=== Problem to work on ===
Give every line of the data again, unchanged, but with no pictures.

<<<<

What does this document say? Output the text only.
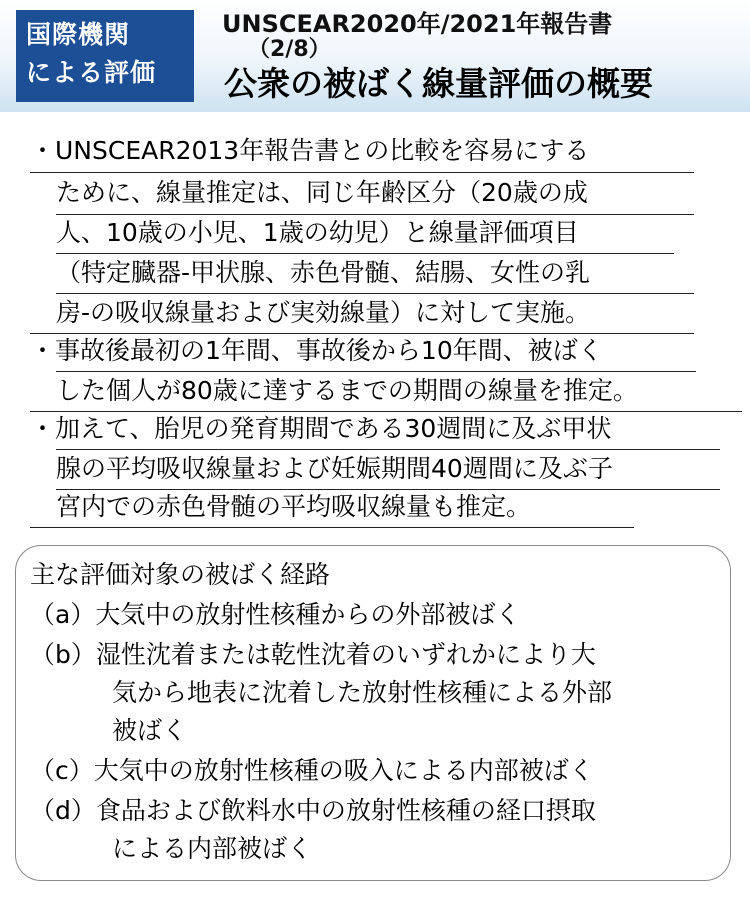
国際機関
による評価
UNSCEAR2020年/2021年報告書
（2/8）
公衆の被ばく線量評価の概要
・UNSCEAR2013年報告書との比較を容易にする
ために、線量推定は、同じ年齢区分（20歳の成
人、10歳の小児、1歳の幼児）と線量評価項目
（特定臓器-甲状腺、赤色骨髄、結腸、女性の乳
房-の吸収線量および実効線量）に対して実施。
・事故後最初の1年間、事故後から10年間、被ばく
した個人が80歳に達するまでの期間の線量を推定。
・加えて、胎児の発育期間である30週間に及ぶ甲状
腺の平均吸収線量および妊娠期間40週間に及ぶ子
宮内での赤色骨髄の平均吸収線量も推定。
主な評価対象の被ばく経路
（a）大気中の放射性核種からの外部被ばく
（b）湿性沈着または乾性沈着のいずれかにより大
気から地表に沈着した放射性核種による外部
被ばく
（c）大気中の放射性核種の吸入による内部被ばく
（d）食品および飲料水中の放射性核種の経口摂取
による内部被ばく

>>>>

=== Problem solution ===
What does this document say? Output the text only.
国際機関
による評価
UNSCEAR2020年/2021年報告書
（2/8）
公衆の被ばく線量評価の概要
・UNSCEAR2013年報告書との比較を容易にする
ために、線量推定は、同じ年齢区分（20歳の成
人、10歳の小児、1歳の幼児）と線量評価項目
（特定臓器-甲状腺、赤色骨髄、結腸、女性の乳
房-の吸収線量および実効線量）に対して実施。
・事故後最初の1年間、事故後から10年間、被ばく
した個人が80歳に達するまでの期間の線量を推定。
・加えて、胎児の発育期間である30週間に及ぶ甲状
腺の平均吸収線量および妊娠期間40週間に及ぶ子
宮内での赤色骨髄の平均吸収線量も推定。
主な評価対象の被ばく経路
（a）大気中の放射性核種からの外部被ばく
（b）湿性沈着または乾性沈着のいずれかにより大
気から地表に沈着した放射性核種による外部
被ばく
（c）大気中の放射性核種の吸入による内部被ばく
（d）食品および飲料水中の放射性核種の経口摂取
による内部被ばく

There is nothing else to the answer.